§ Exercise material
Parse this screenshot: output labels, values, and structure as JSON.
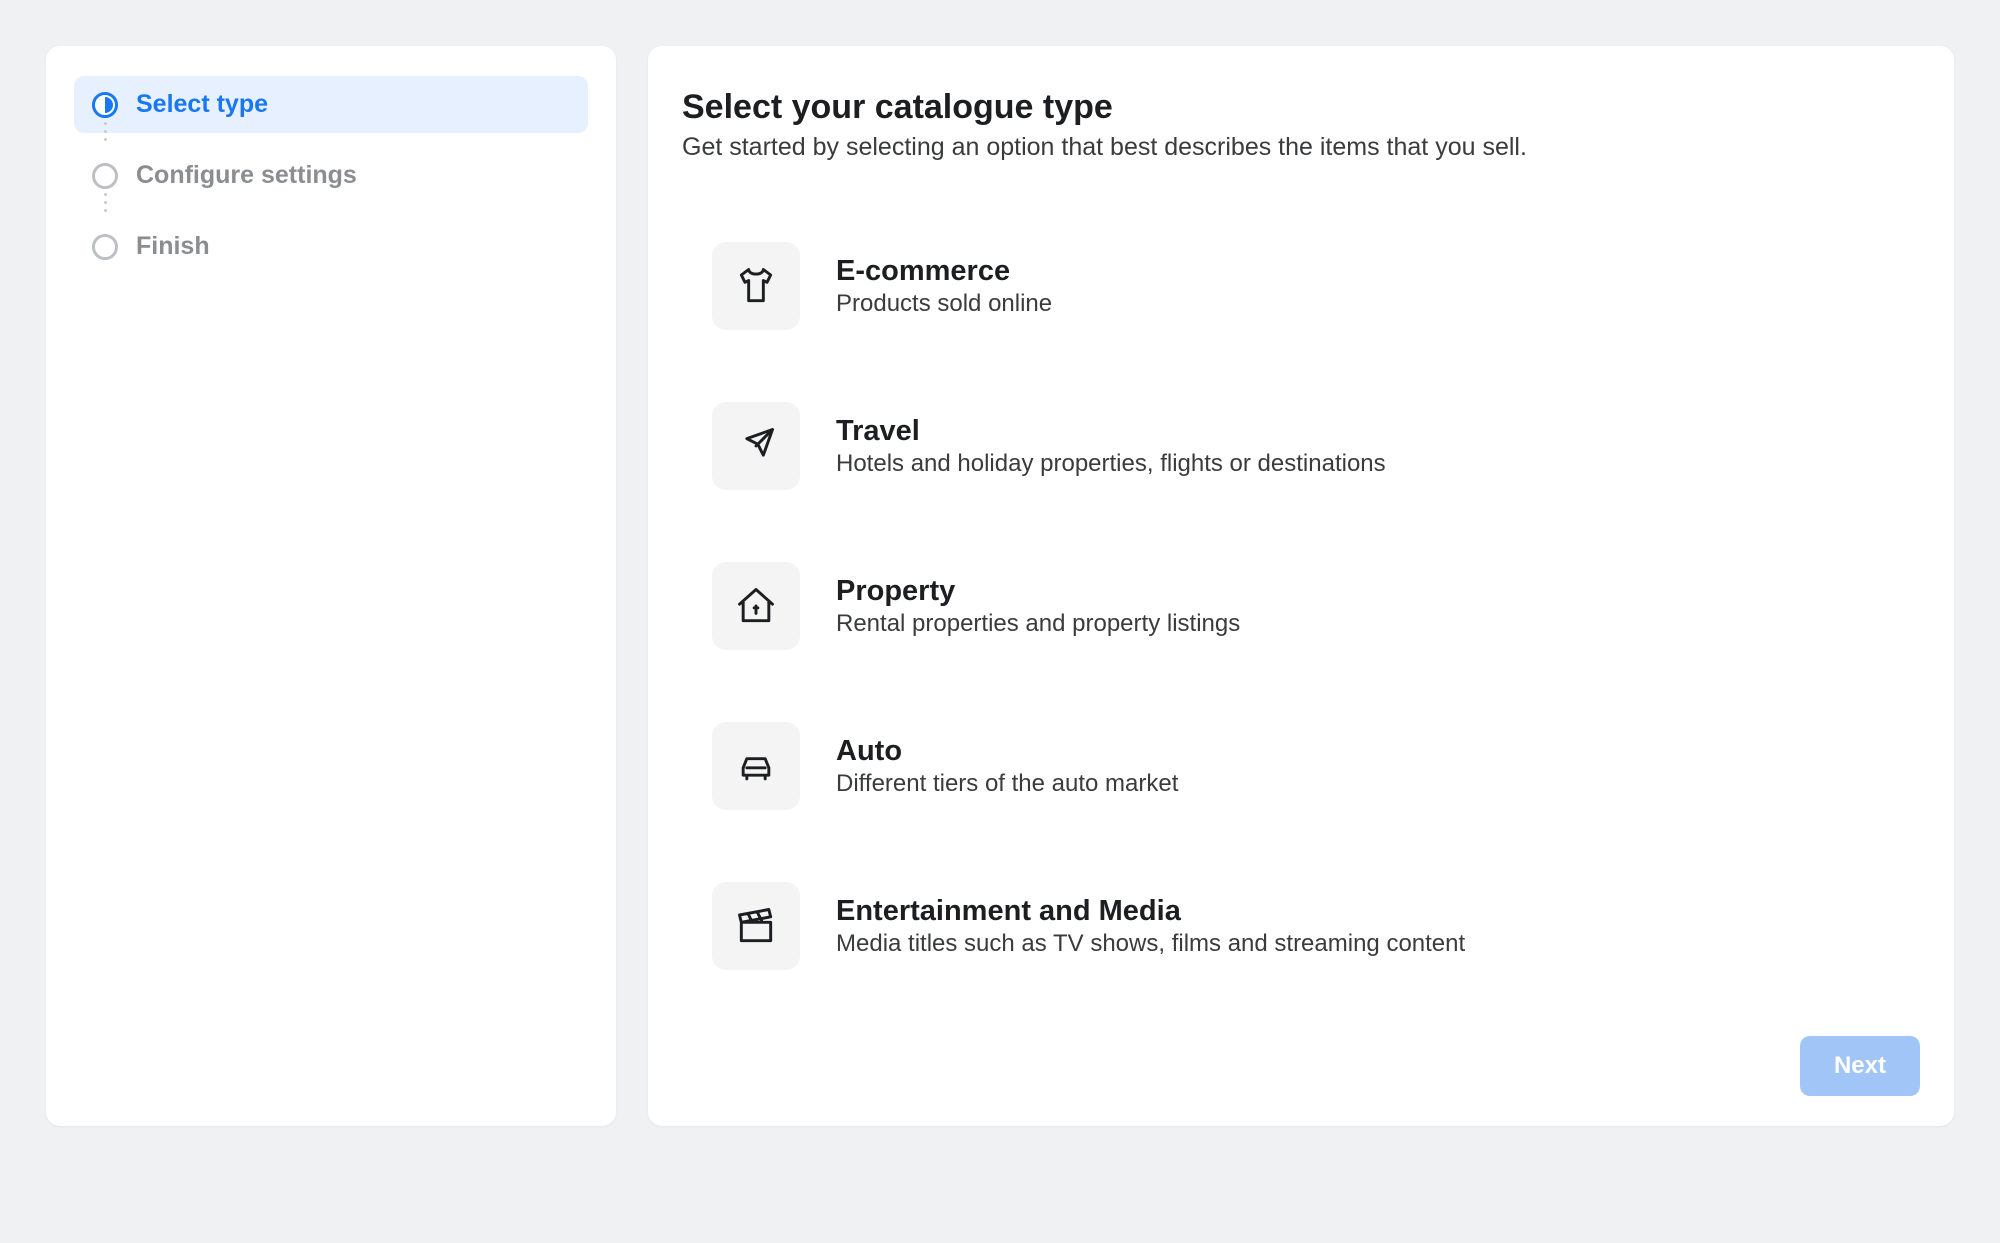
{
  "sidebar": {
    "steps": [
      {
        "label": "Select type",
        "active": true
      },
      {
        "label": "Configure settings",
        "active": false
      },
      {
        "label": "Finish",
        "active": false
      }
    ]
  },
  "header": {
    "title": "Select your catalogue type",
    "subtitle": "Get started by selecting an option that best describes the items that you sell."
  },
  "options": [
    {
      "icon": "tshirt-icon",
      "title": "E-commerce",
      "desc": "Products sold online"
    },
    {
      "icon": "plane-icon",
      "title": "Travel",
      "desc": "Hotels and holiday properties, flights or destinations"
    },
    {
      "icon": "house-icon",
      "title": "Property",
      "desc": "Rental properties and property listings"
    },
    {
      "icon": "car-icon",
      "title": "Auto",
      "desc": "Different tiers of the auto market"
    },
    {
      "icon": "clapper-icon",
      "title": "Entertainment and Media",
      "desc": "Media titles such as TV shows, films and streaming content"
    }
  ],
  "footer": {
    "next_label": "Next"
  }
}
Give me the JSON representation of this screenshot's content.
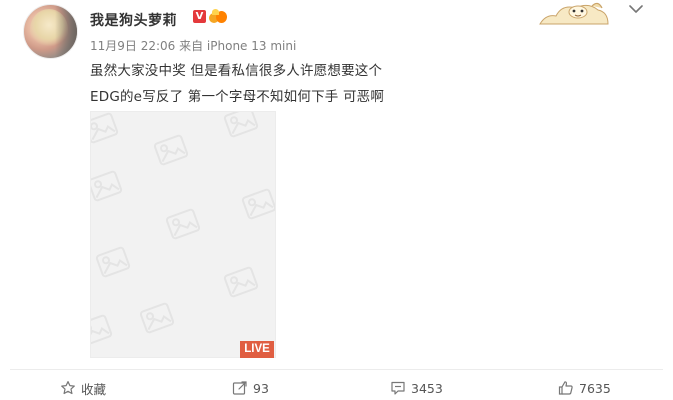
{
  "post": {
    "username": "我是狗头萝莉",
    "verified_badge": "V",
    "meta": "11月9日 22:06 来自 iPhone 13 mini",
    "text_line1": "虽然大家没中奖 但是看私信很多人许愿想要这个",
    "text_line2": "EDG的e写反了 第一个字母不知如何下手 可恶啊",
    "media_badge": "LIVE"
  },
  "actions": {
    "favorite": {
      "label": "收藏",
      "icon": "star-icon"
    },
    "repost": {
      "count": "93",
      "icon": "repost-icon"
    },
    "comment": {
      "count": "3453",
      "icon": "comment-icon"
    },
    "like": {
      "count": "7635",
      "icon": "thumbs-up-icon"
    }
  },
  "colors": {
    "live_badge": "#e05e42",
    "verified_badge": "#e4393c",
    "meta_text": "#808080",
    "media_placeholder": "#f2f2f2"
  }
}
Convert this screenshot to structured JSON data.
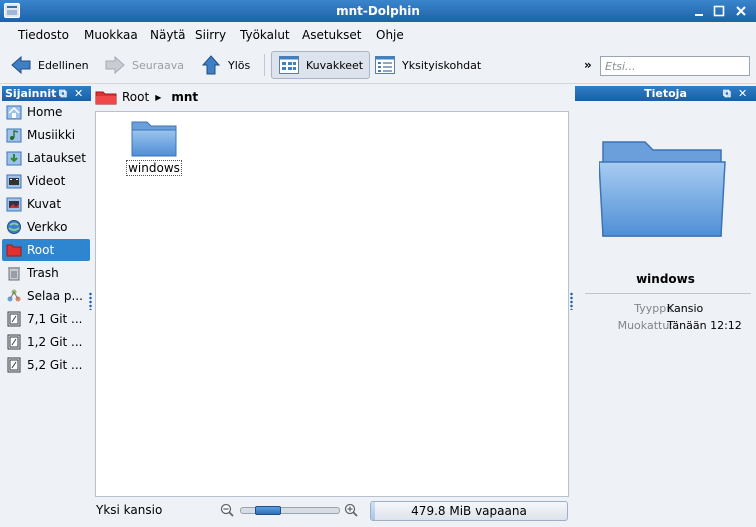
{
  "window": {
    "title": "mnt-Dolphin"
  },
  "menu": [
    "Tiedosto",
    "Muokkaa",
    "Näytä",
    "Siirry",
    "Työkalut",
    "Asetukset",
    "Ohje"
  ],
  "toolbar": {
    "back": "Edellinen",
    "forward": "Seuraava",
    "up": "Ylös",
    "icons_view": "Kuvakkeet",
    "details_view": "Yksityiskohdat",
    "more": "»",
    "search_placeholder": "Etsi..."
  },
  "places": {
    "title": "Sijainnit",
    "items": [
      {
        "label": "Home",
        "icon": "home-icon"
      },
      {
        "label": "Musiikki",
        "icon": "music-icon"
      },
      {
        "label": "Lataukset",
        "icon": "downloads-icon"
      },
      {
        "label": "Videot",
        "icon": "videos-icon"
      },
      {
        "label": "Kuvat",
        "icon": "pictures-icon"
      },
      {
        "label": "Verkko",
        "icon": "network-icon"
      },
      {
        "label": "Root",
        "icon": "root-folder-icon",
        "selected": true
      },
      {
        "label": "Trash",
        "icon": "trash-icon"
      },
      {
        "label": "Selaa p...",
        "icon": "browse-network-icon"
      },
      {
        "label": "7,1 Git ...",
        "icon": "drive-icon"
      },
      {
        "label": "1,2 Git ...",
        "icon": "drive-icon"
      },
      {
        "label": "5,2 Git ...",
        "icon": "drive-icon"
      }
    ]
  },
  "breadcrumb": {
    "root": "Root",
    "current": "mnt"
  },
  "files": [
    {
      "name": "windows"
    }
  ],
  "status": {
    "text": "Yksi kansio",
    "free_space": "479.8 MiB vapaana",
    "used_fraction": 0.02
  },
  "info": {
    "title": "Tietoja",
    "name": "windows",
    "type_label": "Tyyppi:",
    "type_value": "Kansio",
    "modified_label": "Muokattu:",
    "modified_value": "Tänään 12:12"
  },
  "colors": {
    "accent": "#2e86d0",
    "titlebar": "#1e62a8"
  }
}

§ Work required
Make an exact copy of only those lines that run from the line with "Convert this screenshot" through the end of the records, excluding pictures.

§ Solution for this exercise
Convert this screenshot to structured JSON data.
{
  "window": {
    "title": "mnt-Dolphin"
  },
  "menu": [
    "Tiedosto",
    "Muokkaa",
    "Näytä",
    "Siirry",
    "Työkalut",
    "Asetukset",
    "Ohje"
  ],
  "toolbar": {
    "back": "Edellinen",
    "forward": "Seuraava",
    "up": "Ylös",
    "icons_view": "Kuvakkeet",
    "details_view": "Yksityiskohdat",
    "more": "»",
    "search_placeholder": "Etsi..."
  },
  "places": {
    "title": "Sijainnit",
    "items": [
      {
        "label": "Home",
        "icon": "home-icon"
      },
      {
        "label": "Musiikki",
        "icon": "music-icon"
      },
      {
        "label": "Lataukset",
        "icon": "downloads-icon"
      },
      {
        "label": "Videot",
        "icon": "videos-icon"
      },
      {
        "label": "Kuvat",
        "icon": "pictures-icon"
      },
      {
        "label": "Verkko",
        "icon": "network-icon"
      },
      {
        "label": "Root",
        "icon": "root-folder-icon",
        "selected": true
      },
      {
        "label": "Trash",
        "icon": "trash-icon"
      },
      {
        "label": "Selaa p...",
        "icon": "browse-network-icon"
      },
      {
        "label": "7,1 Git ...",
        "icon": "drive-icon"
      },
      {
        "label": "1,2 Git ...",
        "icon": "drive-icon"
      },
      {
        "label": "5,2 Git ...",
        "icon": "drive-icon"
      }
    ]
  },
  "breadcrumb": {
    "root": "Root",
    "current": "mnt"
  },
  "files": [
    {
      "name": "windows"
    }
  ],
  "status": {
    "text": "Yksi kansio",
    "free_space": "479.8 MiB vapaana",
    "used_fraction": 0.02
  },
  "info": {
    "title": "Tietoja",
    "name": "windows",
    "type_label": "Tyyppi:",
    "type_value": "Kansio",
    "modified_label": "Muokattu:",
    "modified_value": "Tänään 12:12"
  },
  "colors": {
    "accent": "#2e86d0",
    "titlebar": "#1e62a8"
  }
}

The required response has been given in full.